- _STATED GOAL_:
Copy the rows word for word, starting with the first row and ending with the row that holds "dimension-line-top [537, 179, 936, 180]". Include both of those rows.

Stored items from a collection:
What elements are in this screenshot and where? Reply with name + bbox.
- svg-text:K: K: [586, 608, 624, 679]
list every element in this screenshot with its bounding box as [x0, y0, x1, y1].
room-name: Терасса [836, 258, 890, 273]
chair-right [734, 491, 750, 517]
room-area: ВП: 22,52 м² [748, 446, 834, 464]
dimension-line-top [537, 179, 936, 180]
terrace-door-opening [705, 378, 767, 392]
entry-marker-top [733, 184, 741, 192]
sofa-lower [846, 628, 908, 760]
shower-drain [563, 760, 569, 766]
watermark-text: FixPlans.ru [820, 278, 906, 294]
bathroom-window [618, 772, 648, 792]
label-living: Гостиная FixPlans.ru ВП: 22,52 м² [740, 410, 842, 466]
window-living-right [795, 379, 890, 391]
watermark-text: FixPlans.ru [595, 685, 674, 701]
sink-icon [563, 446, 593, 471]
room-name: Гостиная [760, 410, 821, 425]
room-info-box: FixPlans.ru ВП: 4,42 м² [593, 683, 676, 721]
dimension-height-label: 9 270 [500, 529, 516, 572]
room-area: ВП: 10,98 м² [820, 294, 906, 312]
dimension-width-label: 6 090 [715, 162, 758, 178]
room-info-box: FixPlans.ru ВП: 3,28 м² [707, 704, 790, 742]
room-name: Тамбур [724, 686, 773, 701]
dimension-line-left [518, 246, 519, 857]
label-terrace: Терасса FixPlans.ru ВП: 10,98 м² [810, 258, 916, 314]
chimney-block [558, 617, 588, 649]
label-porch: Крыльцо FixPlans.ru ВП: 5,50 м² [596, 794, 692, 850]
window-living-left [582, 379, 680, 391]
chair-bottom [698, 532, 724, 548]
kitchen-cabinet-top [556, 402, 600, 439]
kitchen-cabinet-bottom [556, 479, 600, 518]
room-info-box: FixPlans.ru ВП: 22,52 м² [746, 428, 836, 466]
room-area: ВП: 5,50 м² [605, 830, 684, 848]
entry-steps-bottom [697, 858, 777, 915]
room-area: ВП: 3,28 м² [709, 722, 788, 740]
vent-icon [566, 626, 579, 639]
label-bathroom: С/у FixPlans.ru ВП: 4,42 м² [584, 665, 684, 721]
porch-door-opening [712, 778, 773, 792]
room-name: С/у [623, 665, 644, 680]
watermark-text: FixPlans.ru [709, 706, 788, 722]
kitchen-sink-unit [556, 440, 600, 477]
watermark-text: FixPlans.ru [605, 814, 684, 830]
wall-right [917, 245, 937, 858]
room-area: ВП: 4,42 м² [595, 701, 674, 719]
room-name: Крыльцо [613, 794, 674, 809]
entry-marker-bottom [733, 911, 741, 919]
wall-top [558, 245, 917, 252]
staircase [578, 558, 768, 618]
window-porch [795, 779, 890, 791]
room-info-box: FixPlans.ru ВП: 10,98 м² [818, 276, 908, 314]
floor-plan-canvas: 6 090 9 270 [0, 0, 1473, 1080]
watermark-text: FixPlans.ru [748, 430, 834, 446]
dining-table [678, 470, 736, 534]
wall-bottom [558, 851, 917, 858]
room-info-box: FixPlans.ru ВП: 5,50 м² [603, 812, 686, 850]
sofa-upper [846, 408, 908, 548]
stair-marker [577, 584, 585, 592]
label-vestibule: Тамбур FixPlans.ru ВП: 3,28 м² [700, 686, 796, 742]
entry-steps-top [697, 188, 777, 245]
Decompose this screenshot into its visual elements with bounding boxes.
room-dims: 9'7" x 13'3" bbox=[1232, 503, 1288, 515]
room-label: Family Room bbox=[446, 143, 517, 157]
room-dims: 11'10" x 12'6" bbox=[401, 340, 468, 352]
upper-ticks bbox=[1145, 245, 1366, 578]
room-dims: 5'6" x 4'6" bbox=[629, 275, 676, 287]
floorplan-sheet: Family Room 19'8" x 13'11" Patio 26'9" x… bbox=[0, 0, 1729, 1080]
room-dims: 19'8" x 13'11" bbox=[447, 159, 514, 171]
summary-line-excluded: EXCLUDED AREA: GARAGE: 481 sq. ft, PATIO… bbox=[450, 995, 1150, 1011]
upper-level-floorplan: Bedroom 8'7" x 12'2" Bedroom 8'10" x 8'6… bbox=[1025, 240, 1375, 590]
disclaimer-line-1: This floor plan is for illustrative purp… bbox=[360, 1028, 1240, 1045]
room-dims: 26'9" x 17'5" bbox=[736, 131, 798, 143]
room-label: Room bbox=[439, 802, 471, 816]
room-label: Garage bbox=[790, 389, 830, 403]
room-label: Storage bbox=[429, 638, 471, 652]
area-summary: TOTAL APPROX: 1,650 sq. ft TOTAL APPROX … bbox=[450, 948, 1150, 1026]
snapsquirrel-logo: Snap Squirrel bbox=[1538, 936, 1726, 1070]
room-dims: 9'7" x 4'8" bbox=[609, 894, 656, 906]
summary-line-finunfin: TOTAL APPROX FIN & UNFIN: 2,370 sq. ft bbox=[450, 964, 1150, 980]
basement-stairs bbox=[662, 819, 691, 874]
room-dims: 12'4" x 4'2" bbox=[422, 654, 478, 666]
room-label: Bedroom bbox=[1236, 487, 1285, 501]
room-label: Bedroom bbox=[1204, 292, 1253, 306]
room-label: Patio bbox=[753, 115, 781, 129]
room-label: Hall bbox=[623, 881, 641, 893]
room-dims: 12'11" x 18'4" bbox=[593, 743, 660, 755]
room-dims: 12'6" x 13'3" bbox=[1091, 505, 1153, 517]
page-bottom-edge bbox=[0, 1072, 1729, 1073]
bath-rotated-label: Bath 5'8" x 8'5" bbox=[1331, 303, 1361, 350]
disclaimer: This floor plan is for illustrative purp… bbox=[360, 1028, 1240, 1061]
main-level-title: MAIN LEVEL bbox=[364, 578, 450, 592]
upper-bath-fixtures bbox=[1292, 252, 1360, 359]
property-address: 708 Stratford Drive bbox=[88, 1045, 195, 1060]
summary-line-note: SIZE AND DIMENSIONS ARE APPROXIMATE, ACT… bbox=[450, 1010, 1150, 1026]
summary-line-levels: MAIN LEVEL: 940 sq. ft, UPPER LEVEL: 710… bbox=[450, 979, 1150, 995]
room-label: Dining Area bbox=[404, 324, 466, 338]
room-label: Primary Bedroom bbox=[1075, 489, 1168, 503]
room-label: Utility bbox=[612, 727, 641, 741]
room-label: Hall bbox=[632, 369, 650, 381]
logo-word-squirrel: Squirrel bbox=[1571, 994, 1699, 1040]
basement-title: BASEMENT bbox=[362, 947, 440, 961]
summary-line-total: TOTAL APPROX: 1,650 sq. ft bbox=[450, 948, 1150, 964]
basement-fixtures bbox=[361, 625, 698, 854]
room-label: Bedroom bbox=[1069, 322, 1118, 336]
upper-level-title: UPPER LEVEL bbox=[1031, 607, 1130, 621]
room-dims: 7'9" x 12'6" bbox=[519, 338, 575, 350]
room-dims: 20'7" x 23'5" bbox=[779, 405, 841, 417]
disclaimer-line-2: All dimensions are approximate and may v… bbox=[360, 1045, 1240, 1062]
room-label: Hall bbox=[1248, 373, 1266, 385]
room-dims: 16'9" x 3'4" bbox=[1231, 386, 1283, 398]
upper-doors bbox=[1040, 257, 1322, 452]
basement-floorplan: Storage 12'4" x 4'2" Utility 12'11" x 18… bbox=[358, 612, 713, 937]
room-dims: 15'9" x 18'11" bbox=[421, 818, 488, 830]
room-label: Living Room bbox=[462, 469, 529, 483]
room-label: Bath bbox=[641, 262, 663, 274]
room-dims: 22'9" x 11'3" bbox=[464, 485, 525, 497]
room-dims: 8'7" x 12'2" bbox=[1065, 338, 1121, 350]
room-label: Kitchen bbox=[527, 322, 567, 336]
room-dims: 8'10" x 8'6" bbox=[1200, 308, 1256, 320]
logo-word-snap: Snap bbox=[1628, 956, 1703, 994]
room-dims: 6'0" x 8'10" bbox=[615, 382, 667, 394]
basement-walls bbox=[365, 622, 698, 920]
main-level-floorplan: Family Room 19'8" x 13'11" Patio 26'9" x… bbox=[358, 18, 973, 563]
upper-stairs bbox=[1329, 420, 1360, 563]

- _ANSWER TO THIS PROBLEM_:
What elements are in this screenshot and where? Reply with name + bbox.
- svg-text:K: K: [586, 608, 624, 679]
list every element in this screenshot with its bounding box as [x0, y0, x1, y1].
room-name: Терасса [836, 258, 890, 273]
chair-right [734, 491, 750, 517]
room-area: ВП: 22,52 м² [748, 446, 834, 464]
dimension-line-top [537, 179, 936, 180]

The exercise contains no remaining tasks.